» TASK TO CARRY OUT: Transcribe word for word each line from the one containing "Output a JSON" to the final line of the data, both included. Skip the pictures.

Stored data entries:
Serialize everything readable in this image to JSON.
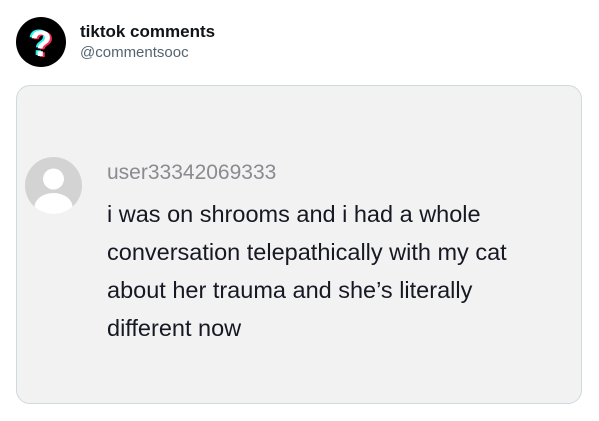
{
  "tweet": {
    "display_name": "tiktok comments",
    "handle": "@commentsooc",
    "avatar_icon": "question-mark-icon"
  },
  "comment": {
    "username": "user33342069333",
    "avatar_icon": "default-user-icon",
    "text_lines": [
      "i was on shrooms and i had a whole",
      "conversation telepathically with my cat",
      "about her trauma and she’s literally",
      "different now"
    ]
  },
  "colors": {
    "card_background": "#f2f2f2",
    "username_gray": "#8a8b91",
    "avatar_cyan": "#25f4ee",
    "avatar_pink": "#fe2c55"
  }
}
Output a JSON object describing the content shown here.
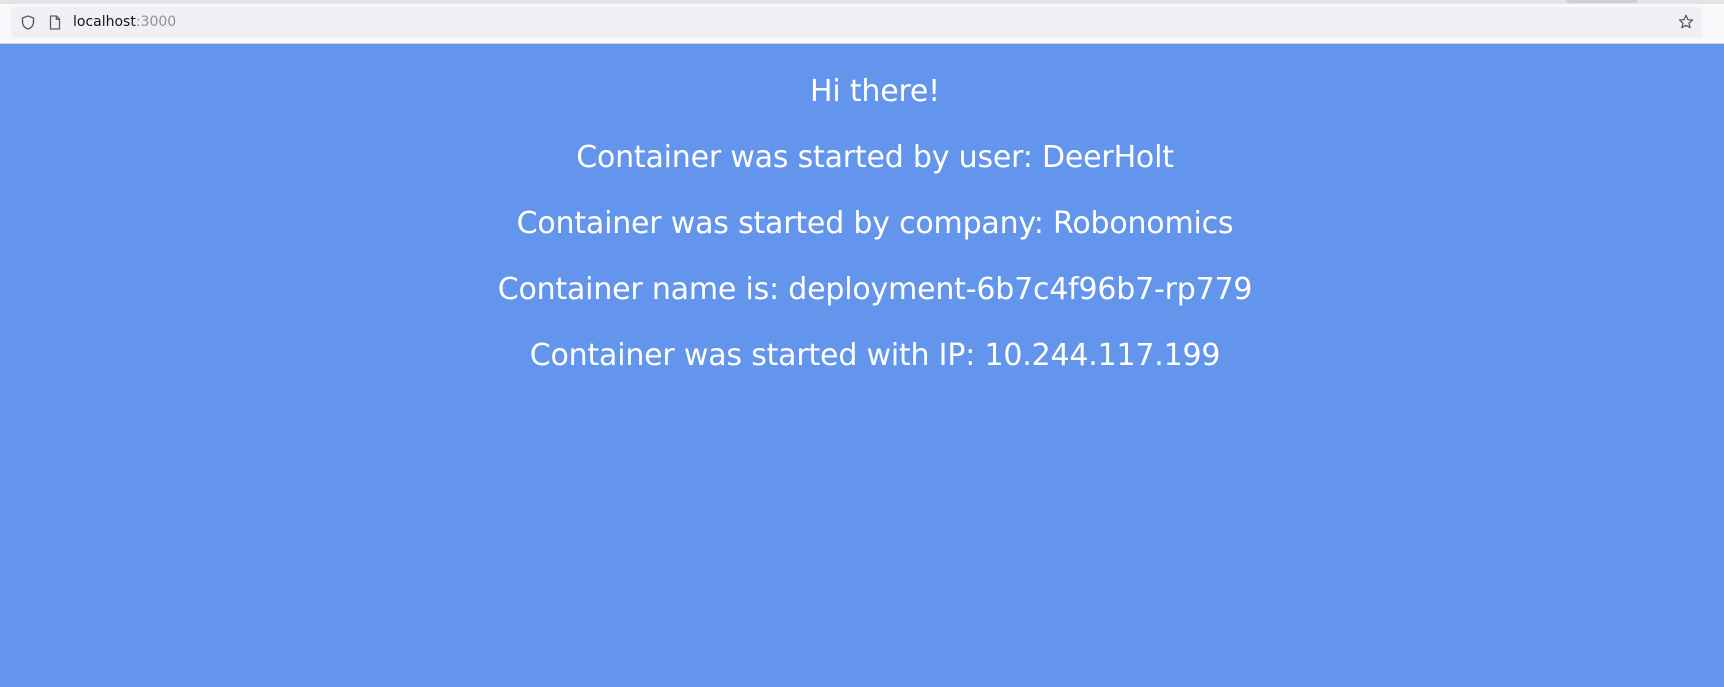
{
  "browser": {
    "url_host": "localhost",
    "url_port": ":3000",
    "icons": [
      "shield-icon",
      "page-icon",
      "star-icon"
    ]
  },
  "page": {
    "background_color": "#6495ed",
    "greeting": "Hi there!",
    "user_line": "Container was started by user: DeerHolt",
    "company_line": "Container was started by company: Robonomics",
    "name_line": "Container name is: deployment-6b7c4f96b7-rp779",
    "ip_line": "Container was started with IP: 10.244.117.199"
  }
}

» SOLUTION TO THIS PROBLEM:
Output a JSON object describing the content shown here.
{
  "browser": {
    "url_host": "localhost",
    "url_port": ":3000",
    "icons": [
      "shield-icon",
      "page-icon",
      "star-icon"
    ]
  },
  "page": {
    "background_color": "#6495ed",
    "greeting": "Hi there!",
    "user_line": "Container was started by user: DeerHolt",
    "company_line": "Container was started by company: Robonomics",
    "name_line": "Container name is: deployment-6b7c4f96b7-rp779",
    "ip_line": "Container was started with IP: 10.244.117.199"
  }
}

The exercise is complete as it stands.